• [操作要求]: 请把数据从开头到含有“candle-body bbox=[426, 190, 435, 258]”的那一行（首尾两行都包括）重写一遍，将其中的“最高”替换为“最低”，其余内容保持不变。

========================

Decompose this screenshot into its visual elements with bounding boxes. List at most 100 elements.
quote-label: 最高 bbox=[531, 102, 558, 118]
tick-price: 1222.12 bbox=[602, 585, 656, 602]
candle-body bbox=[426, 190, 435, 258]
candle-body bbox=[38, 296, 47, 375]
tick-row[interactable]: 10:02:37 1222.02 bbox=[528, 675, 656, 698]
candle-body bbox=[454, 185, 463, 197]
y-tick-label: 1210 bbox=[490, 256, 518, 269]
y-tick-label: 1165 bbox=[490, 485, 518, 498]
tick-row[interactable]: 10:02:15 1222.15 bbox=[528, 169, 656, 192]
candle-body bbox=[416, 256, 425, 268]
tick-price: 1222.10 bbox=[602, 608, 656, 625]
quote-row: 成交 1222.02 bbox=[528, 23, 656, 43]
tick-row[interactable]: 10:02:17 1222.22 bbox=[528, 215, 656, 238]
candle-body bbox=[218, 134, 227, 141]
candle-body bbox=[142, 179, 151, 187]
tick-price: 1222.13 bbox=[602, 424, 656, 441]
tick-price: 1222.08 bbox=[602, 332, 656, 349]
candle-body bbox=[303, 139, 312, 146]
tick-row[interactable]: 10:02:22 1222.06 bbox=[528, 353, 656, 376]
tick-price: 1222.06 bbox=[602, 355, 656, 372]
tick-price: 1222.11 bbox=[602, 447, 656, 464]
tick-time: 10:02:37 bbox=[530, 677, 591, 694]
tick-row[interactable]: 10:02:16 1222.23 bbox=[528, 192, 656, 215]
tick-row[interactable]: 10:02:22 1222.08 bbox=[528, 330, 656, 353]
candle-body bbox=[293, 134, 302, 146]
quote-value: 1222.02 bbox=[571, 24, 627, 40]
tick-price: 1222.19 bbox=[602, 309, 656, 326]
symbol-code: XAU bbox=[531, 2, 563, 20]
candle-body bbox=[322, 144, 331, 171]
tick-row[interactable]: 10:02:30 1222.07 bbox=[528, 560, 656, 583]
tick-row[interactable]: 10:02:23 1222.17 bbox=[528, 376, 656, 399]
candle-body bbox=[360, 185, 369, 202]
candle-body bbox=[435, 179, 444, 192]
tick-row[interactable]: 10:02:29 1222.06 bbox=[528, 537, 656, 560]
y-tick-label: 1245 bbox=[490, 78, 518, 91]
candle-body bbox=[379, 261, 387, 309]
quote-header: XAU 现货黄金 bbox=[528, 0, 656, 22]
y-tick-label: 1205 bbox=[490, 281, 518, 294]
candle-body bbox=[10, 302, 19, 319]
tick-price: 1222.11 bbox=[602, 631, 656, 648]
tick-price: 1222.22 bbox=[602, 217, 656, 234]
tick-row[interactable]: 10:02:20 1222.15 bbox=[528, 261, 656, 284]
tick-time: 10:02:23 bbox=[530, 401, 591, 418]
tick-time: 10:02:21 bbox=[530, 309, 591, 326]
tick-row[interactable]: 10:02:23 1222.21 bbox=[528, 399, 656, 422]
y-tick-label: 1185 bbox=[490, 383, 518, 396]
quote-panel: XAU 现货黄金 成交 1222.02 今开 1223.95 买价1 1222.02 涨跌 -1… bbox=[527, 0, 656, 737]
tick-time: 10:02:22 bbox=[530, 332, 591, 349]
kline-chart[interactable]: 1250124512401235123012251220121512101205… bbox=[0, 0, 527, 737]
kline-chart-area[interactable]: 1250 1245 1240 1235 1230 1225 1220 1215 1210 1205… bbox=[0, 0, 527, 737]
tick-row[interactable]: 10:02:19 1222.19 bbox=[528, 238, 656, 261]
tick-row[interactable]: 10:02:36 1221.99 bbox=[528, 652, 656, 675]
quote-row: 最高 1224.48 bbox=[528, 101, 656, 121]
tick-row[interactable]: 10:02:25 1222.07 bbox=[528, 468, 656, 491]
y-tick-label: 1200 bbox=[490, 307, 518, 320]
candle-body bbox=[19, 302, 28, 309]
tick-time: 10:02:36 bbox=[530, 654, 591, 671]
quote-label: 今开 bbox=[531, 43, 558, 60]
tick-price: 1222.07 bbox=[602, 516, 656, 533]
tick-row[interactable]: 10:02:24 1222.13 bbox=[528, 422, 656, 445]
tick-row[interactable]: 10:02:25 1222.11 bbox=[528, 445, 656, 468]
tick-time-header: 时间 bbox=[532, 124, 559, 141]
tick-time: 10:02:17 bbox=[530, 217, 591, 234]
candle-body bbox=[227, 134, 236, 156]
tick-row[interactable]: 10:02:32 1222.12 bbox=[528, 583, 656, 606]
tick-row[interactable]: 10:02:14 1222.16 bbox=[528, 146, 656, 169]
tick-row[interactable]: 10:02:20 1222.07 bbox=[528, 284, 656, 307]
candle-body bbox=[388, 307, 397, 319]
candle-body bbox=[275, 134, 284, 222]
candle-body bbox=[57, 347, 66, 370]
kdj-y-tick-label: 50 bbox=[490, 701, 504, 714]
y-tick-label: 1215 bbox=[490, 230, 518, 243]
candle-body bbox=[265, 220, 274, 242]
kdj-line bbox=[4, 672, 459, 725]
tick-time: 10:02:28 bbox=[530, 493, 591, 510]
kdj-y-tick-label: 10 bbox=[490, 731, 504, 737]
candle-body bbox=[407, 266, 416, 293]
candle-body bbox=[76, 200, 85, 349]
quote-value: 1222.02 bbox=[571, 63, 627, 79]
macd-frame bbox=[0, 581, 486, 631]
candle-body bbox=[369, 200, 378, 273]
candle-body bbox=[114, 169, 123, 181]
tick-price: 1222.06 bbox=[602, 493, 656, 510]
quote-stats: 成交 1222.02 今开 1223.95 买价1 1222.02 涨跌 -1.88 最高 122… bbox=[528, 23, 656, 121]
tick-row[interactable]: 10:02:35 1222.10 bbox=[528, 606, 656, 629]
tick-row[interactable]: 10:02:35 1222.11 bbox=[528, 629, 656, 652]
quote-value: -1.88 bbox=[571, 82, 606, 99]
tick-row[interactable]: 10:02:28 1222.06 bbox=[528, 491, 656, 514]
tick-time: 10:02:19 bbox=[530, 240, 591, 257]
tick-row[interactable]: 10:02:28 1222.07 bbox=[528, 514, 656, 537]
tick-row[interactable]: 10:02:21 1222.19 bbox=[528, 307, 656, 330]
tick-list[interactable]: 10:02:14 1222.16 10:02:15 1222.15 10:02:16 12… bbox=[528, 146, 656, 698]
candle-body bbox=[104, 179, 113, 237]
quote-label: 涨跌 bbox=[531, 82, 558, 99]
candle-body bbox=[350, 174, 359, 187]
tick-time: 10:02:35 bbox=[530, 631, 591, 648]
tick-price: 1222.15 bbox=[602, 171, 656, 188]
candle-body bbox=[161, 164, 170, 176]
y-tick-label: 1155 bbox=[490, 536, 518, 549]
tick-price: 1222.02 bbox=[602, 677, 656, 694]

========================

• [正确答案]:
Decompose this screenshot into its visual elements with bounding boxes. List at most 100 elements.
quote-label: 最低 bbox=[531, 102, 558, 118]
tick-price: 1222.12 bbox=[602, 585, 656, 602]
candle-body bbox=[426, 190, 435, 258]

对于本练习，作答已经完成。